YOUR INSTRUCTIONS: Go through the listing below and gather every line with the word "ylabel".

(Extracted records)
--- START ---

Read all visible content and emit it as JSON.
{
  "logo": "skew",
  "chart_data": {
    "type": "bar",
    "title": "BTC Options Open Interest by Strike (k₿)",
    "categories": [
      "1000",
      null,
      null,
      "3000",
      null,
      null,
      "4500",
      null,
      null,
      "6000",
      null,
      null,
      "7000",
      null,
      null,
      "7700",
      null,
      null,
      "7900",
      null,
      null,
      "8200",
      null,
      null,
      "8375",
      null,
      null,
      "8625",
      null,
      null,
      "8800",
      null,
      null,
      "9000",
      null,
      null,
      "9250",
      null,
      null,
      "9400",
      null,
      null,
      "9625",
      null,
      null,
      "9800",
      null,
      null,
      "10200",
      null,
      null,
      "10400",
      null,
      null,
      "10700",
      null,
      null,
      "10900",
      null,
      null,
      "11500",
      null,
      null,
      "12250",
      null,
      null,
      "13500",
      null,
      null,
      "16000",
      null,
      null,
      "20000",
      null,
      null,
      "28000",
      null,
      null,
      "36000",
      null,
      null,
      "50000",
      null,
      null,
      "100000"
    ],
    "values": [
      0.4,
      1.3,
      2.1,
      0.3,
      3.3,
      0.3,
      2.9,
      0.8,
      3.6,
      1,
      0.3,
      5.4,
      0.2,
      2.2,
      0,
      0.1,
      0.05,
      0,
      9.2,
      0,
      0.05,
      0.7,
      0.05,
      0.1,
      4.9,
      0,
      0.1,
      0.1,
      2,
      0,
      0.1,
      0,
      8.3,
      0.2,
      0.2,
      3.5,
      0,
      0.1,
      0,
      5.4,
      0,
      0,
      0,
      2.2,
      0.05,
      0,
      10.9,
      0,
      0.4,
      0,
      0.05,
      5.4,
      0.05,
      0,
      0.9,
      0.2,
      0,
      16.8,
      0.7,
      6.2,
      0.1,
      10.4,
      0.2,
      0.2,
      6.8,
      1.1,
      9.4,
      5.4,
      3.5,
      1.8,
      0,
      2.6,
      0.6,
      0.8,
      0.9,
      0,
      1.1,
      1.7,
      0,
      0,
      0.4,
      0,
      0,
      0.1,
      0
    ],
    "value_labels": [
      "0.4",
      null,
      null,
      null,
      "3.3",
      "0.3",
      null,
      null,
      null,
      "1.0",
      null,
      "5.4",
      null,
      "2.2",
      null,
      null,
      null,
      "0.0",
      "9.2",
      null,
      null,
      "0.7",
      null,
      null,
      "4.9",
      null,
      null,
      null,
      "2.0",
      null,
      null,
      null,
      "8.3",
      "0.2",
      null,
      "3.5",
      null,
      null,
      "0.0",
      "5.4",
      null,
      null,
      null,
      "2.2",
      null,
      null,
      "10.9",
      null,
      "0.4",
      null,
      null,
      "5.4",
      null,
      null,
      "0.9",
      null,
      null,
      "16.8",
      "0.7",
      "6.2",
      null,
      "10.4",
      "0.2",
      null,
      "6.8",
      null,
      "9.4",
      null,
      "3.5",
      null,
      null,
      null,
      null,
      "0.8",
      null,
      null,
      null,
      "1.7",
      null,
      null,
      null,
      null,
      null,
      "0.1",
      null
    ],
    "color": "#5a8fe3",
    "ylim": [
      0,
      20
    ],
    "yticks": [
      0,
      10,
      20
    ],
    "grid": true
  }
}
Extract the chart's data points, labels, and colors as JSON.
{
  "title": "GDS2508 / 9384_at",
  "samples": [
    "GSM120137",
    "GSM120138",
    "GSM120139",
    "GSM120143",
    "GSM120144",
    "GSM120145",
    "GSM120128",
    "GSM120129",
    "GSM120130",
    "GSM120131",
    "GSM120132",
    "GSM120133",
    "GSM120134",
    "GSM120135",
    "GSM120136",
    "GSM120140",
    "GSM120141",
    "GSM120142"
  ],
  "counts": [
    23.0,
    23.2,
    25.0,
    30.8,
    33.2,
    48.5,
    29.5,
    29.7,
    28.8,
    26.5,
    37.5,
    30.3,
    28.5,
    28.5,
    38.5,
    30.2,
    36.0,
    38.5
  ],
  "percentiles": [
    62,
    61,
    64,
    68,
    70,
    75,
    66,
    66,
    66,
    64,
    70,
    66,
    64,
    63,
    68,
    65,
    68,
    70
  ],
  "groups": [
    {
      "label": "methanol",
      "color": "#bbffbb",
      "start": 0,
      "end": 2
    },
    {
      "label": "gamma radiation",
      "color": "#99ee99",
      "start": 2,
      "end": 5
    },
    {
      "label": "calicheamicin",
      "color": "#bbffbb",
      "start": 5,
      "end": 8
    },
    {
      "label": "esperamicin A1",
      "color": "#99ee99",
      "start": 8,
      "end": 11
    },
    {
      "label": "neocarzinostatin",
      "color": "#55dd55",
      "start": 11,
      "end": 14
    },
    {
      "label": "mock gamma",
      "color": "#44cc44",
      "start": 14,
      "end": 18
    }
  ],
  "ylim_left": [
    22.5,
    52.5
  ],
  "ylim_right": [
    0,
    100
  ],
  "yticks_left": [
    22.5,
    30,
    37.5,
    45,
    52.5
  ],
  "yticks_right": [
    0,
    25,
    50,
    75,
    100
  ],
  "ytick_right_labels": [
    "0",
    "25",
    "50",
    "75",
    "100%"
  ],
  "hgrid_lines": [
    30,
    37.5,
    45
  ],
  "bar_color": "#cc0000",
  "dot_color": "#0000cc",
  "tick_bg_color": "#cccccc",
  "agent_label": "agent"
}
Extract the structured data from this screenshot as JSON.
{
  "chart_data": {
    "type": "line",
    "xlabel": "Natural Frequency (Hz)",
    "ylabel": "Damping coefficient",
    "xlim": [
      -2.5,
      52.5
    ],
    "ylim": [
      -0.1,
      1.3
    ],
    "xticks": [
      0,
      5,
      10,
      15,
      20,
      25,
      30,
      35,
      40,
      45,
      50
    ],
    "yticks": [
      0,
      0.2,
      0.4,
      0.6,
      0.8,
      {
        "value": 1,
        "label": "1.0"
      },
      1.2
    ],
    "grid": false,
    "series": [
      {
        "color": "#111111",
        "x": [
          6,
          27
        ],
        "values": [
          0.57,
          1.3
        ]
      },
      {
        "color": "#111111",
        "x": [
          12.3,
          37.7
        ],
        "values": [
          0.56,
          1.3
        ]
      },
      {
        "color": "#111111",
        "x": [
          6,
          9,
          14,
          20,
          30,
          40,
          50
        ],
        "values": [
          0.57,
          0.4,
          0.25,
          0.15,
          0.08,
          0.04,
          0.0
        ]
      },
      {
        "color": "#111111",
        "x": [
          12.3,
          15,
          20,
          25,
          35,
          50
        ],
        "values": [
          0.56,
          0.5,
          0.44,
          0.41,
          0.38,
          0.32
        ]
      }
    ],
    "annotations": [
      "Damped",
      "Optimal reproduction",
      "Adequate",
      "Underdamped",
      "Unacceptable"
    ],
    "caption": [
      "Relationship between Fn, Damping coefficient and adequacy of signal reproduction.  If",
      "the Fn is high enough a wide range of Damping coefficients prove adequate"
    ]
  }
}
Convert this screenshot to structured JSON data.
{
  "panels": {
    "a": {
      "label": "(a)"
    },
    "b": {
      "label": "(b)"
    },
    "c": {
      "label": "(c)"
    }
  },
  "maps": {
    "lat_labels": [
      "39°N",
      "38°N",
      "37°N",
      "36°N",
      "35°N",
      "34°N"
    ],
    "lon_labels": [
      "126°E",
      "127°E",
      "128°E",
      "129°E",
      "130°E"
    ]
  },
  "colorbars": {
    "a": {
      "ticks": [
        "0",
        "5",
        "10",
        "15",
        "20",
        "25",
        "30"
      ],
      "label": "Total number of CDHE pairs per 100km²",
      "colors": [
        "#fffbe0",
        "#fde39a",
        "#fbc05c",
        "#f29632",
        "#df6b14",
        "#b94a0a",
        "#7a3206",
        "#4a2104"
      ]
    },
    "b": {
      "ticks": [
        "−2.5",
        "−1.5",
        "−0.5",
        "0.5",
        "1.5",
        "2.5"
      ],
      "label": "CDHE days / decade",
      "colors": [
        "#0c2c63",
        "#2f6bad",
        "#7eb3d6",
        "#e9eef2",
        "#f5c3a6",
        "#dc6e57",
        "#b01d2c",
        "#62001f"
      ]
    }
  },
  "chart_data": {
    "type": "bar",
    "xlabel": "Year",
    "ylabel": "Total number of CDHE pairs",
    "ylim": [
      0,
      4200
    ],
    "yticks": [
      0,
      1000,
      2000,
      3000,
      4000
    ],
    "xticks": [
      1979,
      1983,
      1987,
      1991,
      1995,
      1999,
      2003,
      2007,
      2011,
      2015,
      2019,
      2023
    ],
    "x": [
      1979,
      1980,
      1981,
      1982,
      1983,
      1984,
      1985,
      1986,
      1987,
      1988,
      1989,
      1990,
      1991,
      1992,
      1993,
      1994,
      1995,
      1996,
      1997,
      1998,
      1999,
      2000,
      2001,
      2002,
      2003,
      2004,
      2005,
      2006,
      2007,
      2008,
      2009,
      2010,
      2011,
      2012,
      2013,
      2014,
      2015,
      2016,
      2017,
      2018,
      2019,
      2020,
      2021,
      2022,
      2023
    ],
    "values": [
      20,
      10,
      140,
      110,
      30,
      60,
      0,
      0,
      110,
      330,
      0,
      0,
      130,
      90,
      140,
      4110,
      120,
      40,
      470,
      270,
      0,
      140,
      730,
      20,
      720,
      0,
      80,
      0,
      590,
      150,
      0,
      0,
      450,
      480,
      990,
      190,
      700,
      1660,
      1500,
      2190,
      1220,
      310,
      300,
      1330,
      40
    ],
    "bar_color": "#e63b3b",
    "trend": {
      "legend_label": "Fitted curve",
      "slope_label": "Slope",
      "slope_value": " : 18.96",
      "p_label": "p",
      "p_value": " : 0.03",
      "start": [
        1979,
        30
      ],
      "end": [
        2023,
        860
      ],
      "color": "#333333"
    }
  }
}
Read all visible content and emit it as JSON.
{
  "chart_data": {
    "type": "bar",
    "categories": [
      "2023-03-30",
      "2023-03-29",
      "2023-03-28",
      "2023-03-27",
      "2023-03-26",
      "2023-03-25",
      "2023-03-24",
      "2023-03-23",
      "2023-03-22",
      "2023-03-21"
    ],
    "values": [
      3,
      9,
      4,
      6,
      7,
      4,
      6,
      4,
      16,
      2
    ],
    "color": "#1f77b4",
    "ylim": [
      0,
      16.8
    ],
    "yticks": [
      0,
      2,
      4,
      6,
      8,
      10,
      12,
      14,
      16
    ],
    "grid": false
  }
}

--- END ---

SOLUTION FOR THIS EXERCISE:
    "ylabel": "Damping coefficient",
    "ylabel": "Total number of CDHE pairs",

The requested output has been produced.